● **What this task involves**
Filter the lines below, copying only those with the string "panel".

[Some records]
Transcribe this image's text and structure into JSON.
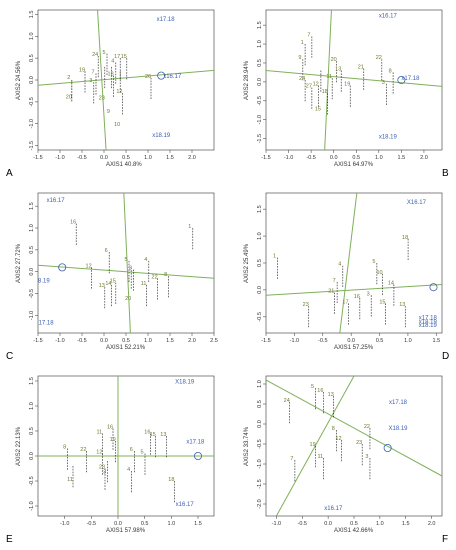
{
  "colors": {
    "green": "#7fb05a",
    "blue": "#3a5fb0",
    "olive": "#6b7a2a",
    "axis": "#333333"
  },
  "chart_data": [
    {
      "panel": "A",
      "type": "scatter",
      "xlabel": "AXIS1 40.8%",
      "ylabel": "AXIS2 24.56%",
      "xlim": [
        -1.5,
        2.5
      ],
      "ylim": [
        -1.6,
        1.6
      ],
      "xticks": [
        "-1.5",
        "-1.0",
        "-0.5",
        "0.0",
        "0.5",
        "1.0",
        "1.5",
        "2.0"
      ],
      "yticks": [
        "-1.5",
        "-1.0",
        "-0.5",
        "0.0",
        "0.5",
        "1.0",
        "1.5"
      ],
      "gen_line": [
        [
          -1.5,
          -0.12
        ],
        [
          2.5,
          0.22
        ]
      ],
      "ortho_line": [
        [
          -0.15,
          1.65
        ],
        [
          0.05,
          -1.65
        ]
      ],
      "circle": [
        1.3,
        0.1
      ],
      "env_labels": [
        {
          "label": "x17.18",
          "x": 1.4,
          "y": 1.35
        },
        {
          "label": "x16.17",
          "x": 1.55,
          "y": 0.05
        },
        {
          "label": "x18.19",
          "x": 1.3,
          "y": -1.3
        }
      ],
      "points": [
        {
          "label": "20",
          "x": -0.8,
          "y": -0.42,
          "top": 0.0
        },
        {
          "label": "2",
          "x": -0.8,
          "y": 0.02,
          "top": 0.0
        },
        {
          "label": "19",
          "x": -0.5,
          "y": 0.2,
          "top": 0.2
        },
        {
          "label": "3",
          "x": -0.3,
          "y": -0.05,
          "top": -0.05
        },
        {
          "label": "24",
          "x": -0.2,
          "y": 0.55,
          "top": 0.55
        },
        {
          "label": "5",
          "x": 0.0,
          "y": 0.6,
          "top": 0.6
        },
        {
          "label": "23",
          "x": -0.05,
          "y": -0.45,
          "top": 0.3
        },
        {
          "label": "9",
          "x": 0.1,
          "y": -0.75,
          "top": 0.3
        },
        {
          "label": "4",
          "x": 0.2,
          "y": 0.4,
          "top": 0.4
        },
        {
          "label": "17",
          "x": 0.3,
          "y": 0.5,
          "top": 0.5
        },
        {
          "label": "15",
          "x": 0.45,
          "y": 0.5,
          "top": 0.5
        },
        {
          "label": "10",
          "x": 0.3,
          "y": -1.05,
          "top": 0.2
        },
        {
          "label": "18",
          "x": 0.15,
          "y": 0.1,
          "top": 0.1
        },
        {
          "label": "7",
          "x": -0.25,
          "y": 0.15,
          "top": 0.15
        },
        {
          "label": "12",
          "x": 0.35,
          "y": -0.3,
          "top": -0.3
        },
        {
          "label": "26",
          "x": 1.0,
          "y": 0.05,
          "top": 0.05
        }
      ]
    },
    {
      "panel": "B",
      "type": "scatter",
      "xlabel": "AXIS1 64.97%",
      "ylabel": "AXIS2 28.94%",
      "xlim": [
        -1.5,
        2.4
      ],
      "ylim": [
        -1.8,
        1.9
      ],
      "xticks": [
        "-1.5",
        "-1.0",
        "-0.5",
        "0.0",
        "0.5",
        "1.0",
        "1.5",
        "2.0"
      ],
      "yticks": [
        "-1.5",
        "-1.0",
        "-0.5",
        "0.0",
        "0.5",
        "1.0",
        "1.5"
      ],
      "gen_line": [
        [
          -1.5,
          0.3
        ],
        [
          2.4,
          -0.12
        ]
      ],
      "ortho_line": [
        [
          -0.05,
          1.9
        ],
        [
          -0.2,
          -1.8
        ]
      ],
      "circle": [
        1.5,
        0.05
      ],
      "env_labels": [
        {
          "label": "x16.17",
          "x": 1.2,
          "y": 1.7
        },
        {
          "label": "x17.18",
          "x": 1.7,
          "y": 0.05
        },
        {
          "label": "x18.19",
          "x": 1.2,
          "y": -1.5
        }
      ],
      "points": [
        {
          "label": "1",
          "x": -0.7,
          "y": 1.0,
          "top": 1.0
        },
        {
          "label": "7",
          "x": -0.55,
          "y": 1.2,
          "top": 1.2
        },
        {
          "label": "9",
          "x": -0.75,
          "y": 0.6,
          "top": 0.6
        },
        {
          "label": "24",
          "x": -0.7,
          "y": 0.05,
          "top": 0.05
        },
        {
          "label": "27",
          "x": -0.55,
          "y": -0.15,
          "top": -0.15
        },
        {
          "label": "12",
          "x": -0.4,
          "y": -0.1,
          "top": -0.1
        },
        {
          "label": "15",
          "x": -0.35,
          "y": -0.75,
          "top": 0.3
        },
        {
          "label": "11",
          "x": -0.1,
          "y": 0.1,
          "top": 0.1
        },
        {
          "label": "20",
          "x": 0.0,
          "y": 0.55,
          "top": 0.55
        },
        {
          "label": "13",
          "x": 0.1,
          "y": 0.3,
          "top": 0.3
        },
        {
          "label": "19",
          "x": 0.3,
          "y": -0.1,
          "top": -0.1
        },
        {
          "label": "21",
          "x": 0.6,
          "y": 0.35,
          "top": 0.35
        },
        {
          "label": "22",
          "x": 1.0,
          "y": 0.6,
          "top": 0.6
        },
        {
          "label": "8",
          "x": 1.25,
          "y": 0.25,
          "top": 0.25
        },
        {
          "label": "3",
          "x": 1.1,
          "y": -0.05,
          "top": -0.05
        },
        {
          "label": "18",
          "x": -0.2,
          "y": -0.3,
          "top": -0.3
        }
      ]
    },
    {
      "panel": "C",
      "type": "scatter",
      "xlabel": "AXIS1 52.21%",
      "ylabel": "AXIS2 27.72%",
      "xlim": [
        -1.5,
        2.5
      ],
      "ylim": [
        -1.4,
        1.8
      ],
      "xticks": [
        "-1.5",
        "-1.0",
        "-0.5",
        "0.0",
        "0.5",
        "1.0",
        "1.5",
        "2.0",
        "2.5"
      ],
      "yticks": [
        "-1.0",
        "-0.5",
        "0.0",
        "0.5",
        "1.0",
        "1.5"
      ],
      "gen_line": [
        [
          -1.5,
          0.15
        ],
        [
          2.5,
          -0.15
        ]
      ],
      "ortho_line": [
        [
          0.45,
          1.8
        ],
        [
          0.6,
          -1.4
        ]
      ],
      "circle": [
        -0.95,
        0.1
      ],
      "env_labels": [
        {
          "label": "x16.17",
          "x": -1.1,
          "y": 1.6
        },
        {
          "label": "X18.19",
          "x": -1.45,
          "y": -0.25
        },
        {
          "label": "x17.18",
          "x": -1.35,
          "y": -1.2
        }
      ],
      "points": [
        {
          "label": "16",
          "x": -0.7,
          "y": 1.1,
          "top": 1.1
        },
        {
          "label": "12",
          "x": -0.35,
          "y": 0.1,
          "top": 0.1
        },
        {
          "label": "6",
          "x": 0.05,
          "y": 0.45,
          "top": 0.45
        },
        {
          "label": "13",
          "x": -0.05,
          "y": -0.35,
          "top": -0.35
        },
        {
          "label": "14",
          "x": 0.1,
          "y": -0.3,
          "top": -0.3
        },
        {
          "label": "15",
          "x": 0.2,
          "y": -0.25,
          "top": -0.25
        },
        {
          "label": "5",
          "x": 0.5,
          "y": 0.25,
          "top": 0.25
        },
        {
          "label": "20",
          "x": 0.55,
          "y": -0.65,
          "top": 0.1
        },
        {
          "label": "3",
          "x": 0.6,
          "y": 0.05,
          "top": 0.05
        },
        {
          "label": "4",
          "x": 0.95,
          "y": 0.25,
          "top": 0.25
        },
        {
          "label": "22",
          "x": 1.15,
          "y": -0.15,
          "top": -0.15
        },
        {
          "label": "11",
          "x": 0.9,
          "y": -0.3,
          "top": -0.3
        },
        {
          "label": "8",
          "x": 1.4,
          "y": -0.1,
          "top": -0.1
        },
        {
          "label": "1",
          "x": 1.95,
          "y": 1.0,
          "top": 1.0
        }
      ]
    },
    {
      "panel": "D",
      "type": "scatter",
      "xlabel": "AXIS1 57.25%",
      "ylabel": "AXIS2 25.49%",
      "xlim": [
        -1.5,
        1.6
      ],
      "ylim": [
        -0.8,
        1.8
      ],
      "xticks": [
        "-1.5",
        "-1.0",
        "-0.5",
        "0.0",
        "0.5",
        "1.0",
        "1.5"
      ],
      "yticks": [
        "-0.5",
        "0.0",
        "0.5",
        "1.0",
        "1.5"
      ],
      "gen_line": [
        [
          -1.5,
          -0.1
        ],
        [
          1.6,
          0.1
        ]
      ],
      "ortho_line": [
        [
          0.1,
          1.8
        ],
        [
          -0.2,
          -0.8
        ]
      ],
      "circle": [
        1.45,
        0.05
      ],
      "env_labels": [
        {
          "label": "X16.17",
          "x": 1.15,
          "y": 1.6
        },
        {
          "label": "x17.18",
          "x": 1.35,
          "y": -0.55
        },
        {
          "label": "x18.19",
          "x": 1.35,
          "y": -0.62
        },
        {
          "label": "x18.19",
          "x": 1.35,
          "y": -0.69
        }
      ],
      "points": [
        {
          "label": "1",
          "x": -1.35,
          "y": 0.6,
          "top": 0.6
        },
        {
          "label": "23",
          "x": -0.8,
          "y": -0.3,
          "top": -0.3
        },
        {
          "label": "7",
          "x": -0.3,
          "y": 0.15,
          "top": 0.15
        },
        {
          "label": "21",
          "x": -0.35,
          "y": -0.05,
          "top": -0.05
        },
        {
          "label": "4",
          "x": -0.2,
          "y": 0.45,
          "top": 0.45
        },
        {
          "label": "17",
          "x": -0.1,
          "y": -0.25,
          "top": -0.25
        },
        {
          "label": "16",
          "x": 0.1,
          "y": -0.15,
          "top": -0.15
        },
        {
          "label": "3",
          "x": 0.3,
          "y": -0.1,
          "top": -0.1
        },
        {
          "label": "5",
          "x": 0.4,
          "y": 0.5,
          "top": 0.5
        },
        {
          "label": "10",
          "x": 0.5,
          "y": 0.3,
          "top": 0.3
        },
        {
          "label": "15",
          "x": 0.55,
          "y": -0.25,
          "top": -0.25
        },
        {
          "label": "14",
          "x": 0.7,
          "y": 0.1,
          "top": 0.1
        },
        {
          "label": "13",
          "x": 0.9,
          "y": -0.3,
          "top": -0.3
        },
        {
          "label": "18",
          "x": 0.95,
          "y": 0.95,
          "top": 0.95
        }
      ]
    },
    {
      "panel": "E",
      "type": "scatter",
      "xlabel": "AXIS1 57.98%",
      "ylabel": "AXIS2 22.13%",
      "xlim": [
        -1.5,
        1.8
      ],
      "ylim": [
        -1.2,
        1.6
      ],
      "xticks": [
        "-1.0",
        "-0.5",
        "0.0",
        "0.5",
        "1.0",
        "1.5"
      ],
      "yticks": [
        "-1.0",
        "-0.5",
        "0.0",
        "0.5",
        "1.0",
        "1.5"
      ],
      "gen_line": [
        [
          -1.5,
          0.0
        ],
        [
          1.8,
          0.0
        ]
      ],
      "ortho_line": [
        [
          0.0,
          1.6
        ],
        [
          0.0,
          -1.2
        ]
      ],
      "circle": [
        1.5,
        0.0
      ],
      "env_labels": [
        {
          "label": "X18.19",
          "x": 1.25,
          "y": 1.45
        },
        {
          "label": "x17.18",
          "x": 1.45,
          "y": 0.25
        },
        {
          "label": "x16.17",
          "x": 1.25,
          "y": -1.0
        }
      ],
      "points": [
        {
          "label": "8",
          "x": -1.0,
          "y": 0.15,
          "top": 0.15
        },
        {
          "label": "11",
          "x": -0.9,
          "y": -0.5,
          "top": -0.2
        },
        {
          "label": "22",
          "x": -0.65,
          "y": 0.1,
          "top": 0.1
        },
        {
          "label": "12",
          "x": -0.35,
          "y": 0.05,
          "top": 0.05
        },
        {
          "label": "11",
          "x": -0.35,
          "y": 0.45,
          "top": 0.45
        },
        {
          "label": "16",
          "x": -0.15,
          "y": 0.55,
          "top": 0.55
        },
        {
          "label": "23",
          "x": -0.3,
          "y": -0.25,
          "top": -0.25
        },
        {
          "label": "19",
          "x": -0.1,
          "y": 0.3,
          "top": 0.3
        },
        {
          "label": "3",
          "x": -0.25,
          "y": -0.35,
          "top": -0.1
        },
        {
          "label": "6",
          "x": 0.25,
          "y": 0.1,
          "top": 0.1
        },
        {
          "label": "4",
          "x": 0.2,
          "y": -0.3,
          "top": -0.3
        },
        {
          "label": "5",
          "x": 0.45,
          "y": 0.05,
          "top": 0.05
        },
        {
          "label": "16",
          "x": 0.55,
          "y": 0.45,
          "top": 0.45
        },
        {
          "label": "15",
          "x": 0.65,
          "y": 0.4,
          "top": 0.4
        },
        {
          "label": "13",
          "x": 0.85,
          "y": 0.4,
          "top": 0.4
        },
        {
          "label": "18",
          "x": 1.0,
          "y": -0.5,
          "top": -0.5
        }
      ]
    },
    {
      "panel": "F",
      "type": "scatter",
      "xlabel": "AXIS1 42.66%",
      "ylabel": "AXIS2 33.74%",
      "xlim": [
        -1.2,
        2.2
      ],
      "ylim": [
        -2.3,
        1.2
      ],
      "xticks": [
        "-1.0",
        "-0.5",
        "0.0",
        "0.5",
        "1.0",
        "1.5",
        "2.0"
      ],
      "yticks": [
        "-2.0",
        "-1.5",
        "-1.0",
        "-0.5",
        "0.0",
        "0.5",
        "1.0"
      ],
      "gen_line": [
        [
          -1.2,
          1.1
        ],
        [
          2.2,
          -1.3
        ]
      ],
      "ortho_line": [
        [
          0.5,
          1.2
        ],
        [
          -1.0,
          -2.3
        ]
      ],
      "circle": [
        1.15,
        -0.6
      ],
      "env_labels": [
        {
          "label": "x17.18",
          "x": 1.35,
          "y": 0.5
        },
        {
          "label": "X18.19",
          "x": 1.35,
          "y": -0.15
        },
        {
          "label": "x16.17",
          "x": 0.1,
          "y": -2.15
        }
      ],
      "points": [
        {
          "label": "24",
          "x": -0.8,
          "y": 0.55,
          "top": 0.55
        },
        {
          "label": "5",
          "x": -0.3,
          "y": 0.9,
          "top": 0.9
        },
        {
          "label": "16",
          "x": -0.15,
          "y": 0.8,
          "top": 0.8
        },
        {
          "label": "13",
          "x": 0.05,
          "y": 0.7,
          "top": 0.7
        },
        {
          "label": "7",
          "x": -0.7,
          "y": -0.9,
          "top": -0.9
        },
        {
          "label": "19",
          "x": -0.3,
          "y": -0.55,
          "top": -0.55
        },
        {
          "label": "11",
          "x": -0.15,
          "y": -0.85,
          "top": -0.85
        },
        {
          "label": "8",
          "x": 0.1,
          "y": -0.15,
          "top": -0.15
        },
        {
          "label": "12",
          "x": 0.2,
          "y": -0.4,
          "top": -0.4
        },
        {
          "label": "22",
          "x": 0.75,
          "y": -0.1,
          "top": -0.1
        },
        {
          "label": "23",
          "x": 0.6,
          "y": -0.5,
          "top": -0.5
        },
        {
          "label": "3",
          "x": 0.75,
          "y": -0.85,
          "top": -0.85
        }
      ]
    }
  ]
}
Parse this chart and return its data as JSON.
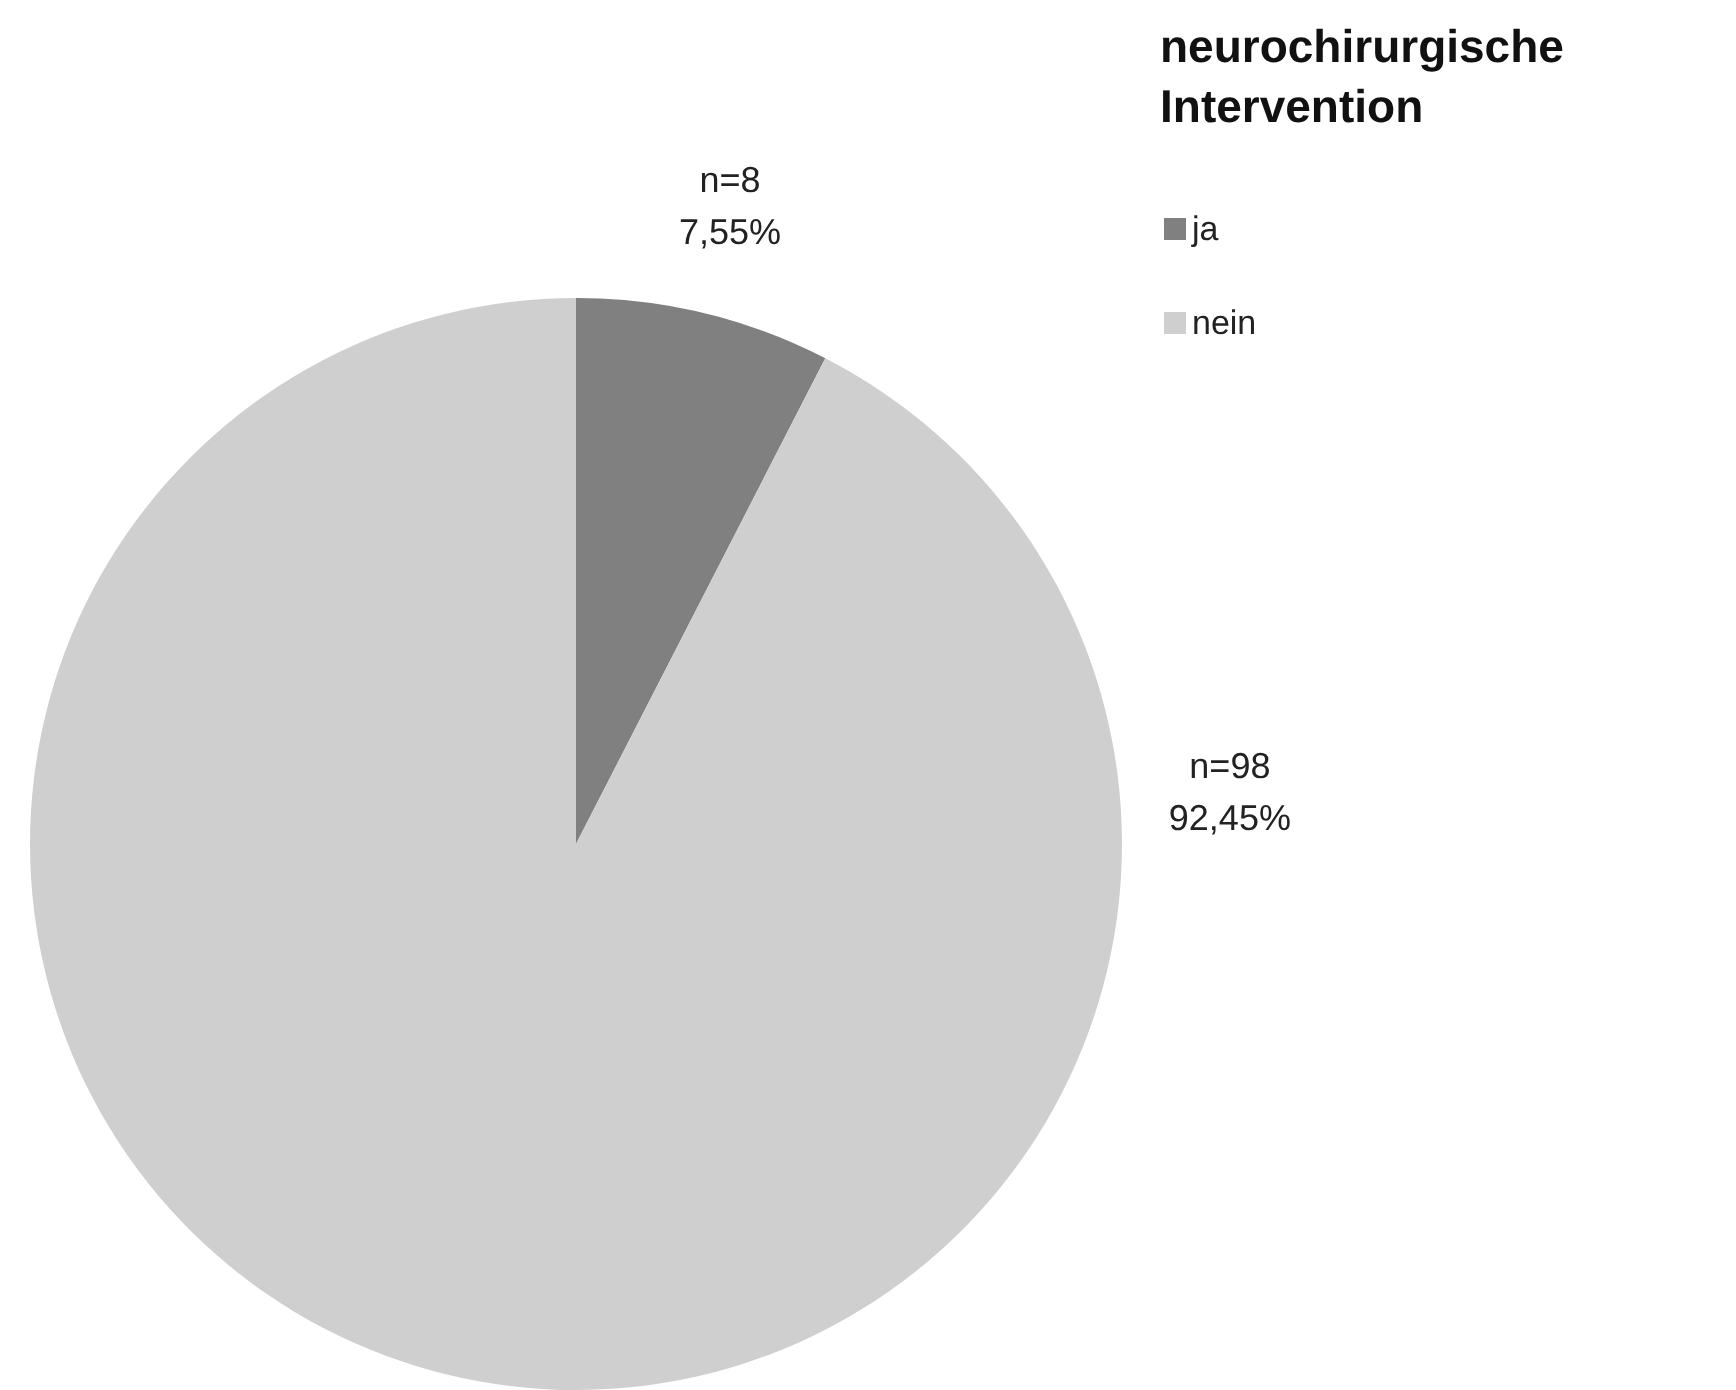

● **Final answer**
      "panel": "A",
      "panel": "B",
      "panel": "C",
      "panel": "D",
      "panel": "E",
      "panel": "F",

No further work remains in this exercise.